* [Exercise task] Using the listing below, please gather every line containing the word "What".
** BEGIN **
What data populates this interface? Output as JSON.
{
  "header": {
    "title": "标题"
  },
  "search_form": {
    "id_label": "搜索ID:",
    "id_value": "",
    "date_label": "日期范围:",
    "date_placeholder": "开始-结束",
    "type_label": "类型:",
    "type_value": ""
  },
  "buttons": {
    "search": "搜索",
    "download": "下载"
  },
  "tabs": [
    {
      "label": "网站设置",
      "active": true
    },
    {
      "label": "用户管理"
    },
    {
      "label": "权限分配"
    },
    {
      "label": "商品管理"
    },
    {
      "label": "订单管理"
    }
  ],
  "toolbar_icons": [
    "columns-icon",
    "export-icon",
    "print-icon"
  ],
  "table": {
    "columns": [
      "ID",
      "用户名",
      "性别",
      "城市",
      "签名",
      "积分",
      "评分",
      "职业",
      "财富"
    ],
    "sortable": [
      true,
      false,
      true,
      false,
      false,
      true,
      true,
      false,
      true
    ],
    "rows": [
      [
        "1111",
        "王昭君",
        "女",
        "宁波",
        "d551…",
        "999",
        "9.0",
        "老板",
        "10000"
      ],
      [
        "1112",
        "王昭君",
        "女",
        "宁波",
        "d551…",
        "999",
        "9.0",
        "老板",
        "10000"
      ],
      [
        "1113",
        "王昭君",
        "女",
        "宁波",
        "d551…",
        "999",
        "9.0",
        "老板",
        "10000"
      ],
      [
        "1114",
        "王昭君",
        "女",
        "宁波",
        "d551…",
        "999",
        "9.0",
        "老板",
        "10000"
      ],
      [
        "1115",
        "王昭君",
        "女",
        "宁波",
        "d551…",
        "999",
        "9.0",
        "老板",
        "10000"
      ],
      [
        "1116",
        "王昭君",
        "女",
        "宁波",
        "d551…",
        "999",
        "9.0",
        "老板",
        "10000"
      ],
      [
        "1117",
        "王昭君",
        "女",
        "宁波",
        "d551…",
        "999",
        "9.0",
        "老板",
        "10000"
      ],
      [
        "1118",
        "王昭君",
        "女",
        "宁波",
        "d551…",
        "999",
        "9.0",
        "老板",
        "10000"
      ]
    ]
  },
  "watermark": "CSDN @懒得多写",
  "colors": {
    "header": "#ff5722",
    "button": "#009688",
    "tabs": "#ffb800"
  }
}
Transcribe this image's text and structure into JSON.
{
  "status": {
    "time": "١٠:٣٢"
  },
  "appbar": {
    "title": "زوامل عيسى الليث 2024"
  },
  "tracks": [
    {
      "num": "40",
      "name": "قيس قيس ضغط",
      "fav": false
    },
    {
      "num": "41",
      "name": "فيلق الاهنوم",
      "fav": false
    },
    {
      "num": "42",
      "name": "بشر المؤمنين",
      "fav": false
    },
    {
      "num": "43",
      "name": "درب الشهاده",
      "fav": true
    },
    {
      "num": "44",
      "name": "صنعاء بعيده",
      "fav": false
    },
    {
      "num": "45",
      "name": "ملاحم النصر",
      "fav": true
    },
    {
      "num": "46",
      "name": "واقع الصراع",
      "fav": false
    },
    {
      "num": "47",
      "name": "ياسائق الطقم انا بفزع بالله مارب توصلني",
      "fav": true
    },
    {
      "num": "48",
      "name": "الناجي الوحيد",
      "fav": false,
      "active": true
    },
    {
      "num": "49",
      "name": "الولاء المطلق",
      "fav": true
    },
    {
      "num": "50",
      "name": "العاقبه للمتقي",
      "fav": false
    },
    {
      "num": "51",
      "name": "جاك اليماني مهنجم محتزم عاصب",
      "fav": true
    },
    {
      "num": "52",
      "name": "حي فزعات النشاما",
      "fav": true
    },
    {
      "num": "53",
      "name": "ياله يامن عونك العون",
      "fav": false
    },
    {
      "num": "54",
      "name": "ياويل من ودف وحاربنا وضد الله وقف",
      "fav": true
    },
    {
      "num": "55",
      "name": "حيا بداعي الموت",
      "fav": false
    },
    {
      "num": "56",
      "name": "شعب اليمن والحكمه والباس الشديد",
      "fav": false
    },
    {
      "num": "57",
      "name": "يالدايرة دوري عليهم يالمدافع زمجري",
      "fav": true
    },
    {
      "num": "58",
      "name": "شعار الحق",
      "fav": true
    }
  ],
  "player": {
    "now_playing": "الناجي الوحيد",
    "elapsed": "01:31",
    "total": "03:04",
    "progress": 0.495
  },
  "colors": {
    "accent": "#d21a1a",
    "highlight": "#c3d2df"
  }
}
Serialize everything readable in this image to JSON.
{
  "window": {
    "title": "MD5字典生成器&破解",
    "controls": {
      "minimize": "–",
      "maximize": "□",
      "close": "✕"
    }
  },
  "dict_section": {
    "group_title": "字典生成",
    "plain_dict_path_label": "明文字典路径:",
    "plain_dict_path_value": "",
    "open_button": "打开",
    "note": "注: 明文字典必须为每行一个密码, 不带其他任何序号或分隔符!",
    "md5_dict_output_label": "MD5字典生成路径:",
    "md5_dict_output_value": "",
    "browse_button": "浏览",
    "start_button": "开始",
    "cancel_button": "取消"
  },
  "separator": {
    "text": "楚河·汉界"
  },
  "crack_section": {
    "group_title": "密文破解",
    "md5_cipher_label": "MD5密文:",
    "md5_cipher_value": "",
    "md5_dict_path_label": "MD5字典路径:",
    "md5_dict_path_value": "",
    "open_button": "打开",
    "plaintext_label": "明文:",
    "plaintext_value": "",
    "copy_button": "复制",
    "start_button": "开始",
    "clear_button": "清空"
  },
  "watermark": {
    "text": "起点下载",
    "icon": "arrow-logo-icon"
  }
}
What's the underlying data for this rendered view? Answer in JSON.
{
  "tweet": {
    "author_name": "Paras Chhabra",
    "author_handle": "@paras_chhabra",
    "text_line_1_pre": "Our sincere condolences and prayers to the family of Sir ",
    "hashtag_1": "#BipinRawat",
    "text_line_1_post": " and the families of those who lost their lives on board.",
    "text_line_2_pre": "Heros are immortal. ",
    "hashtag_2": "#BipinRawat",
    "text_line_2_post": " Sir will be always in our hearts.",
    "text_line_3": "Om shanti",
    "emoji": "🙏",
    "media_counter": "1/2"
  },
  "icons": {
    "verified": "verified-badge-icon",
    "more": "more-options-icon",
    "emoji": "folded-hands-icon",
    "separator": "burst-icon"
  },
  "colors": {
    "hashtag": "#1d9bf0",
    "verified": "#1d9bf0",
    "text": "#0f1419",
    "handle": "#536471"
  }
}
** END **
* [Complete response]
What data populates this interface? Output as JSON.
What's the underlying data for this rendered view? Answer in JSON.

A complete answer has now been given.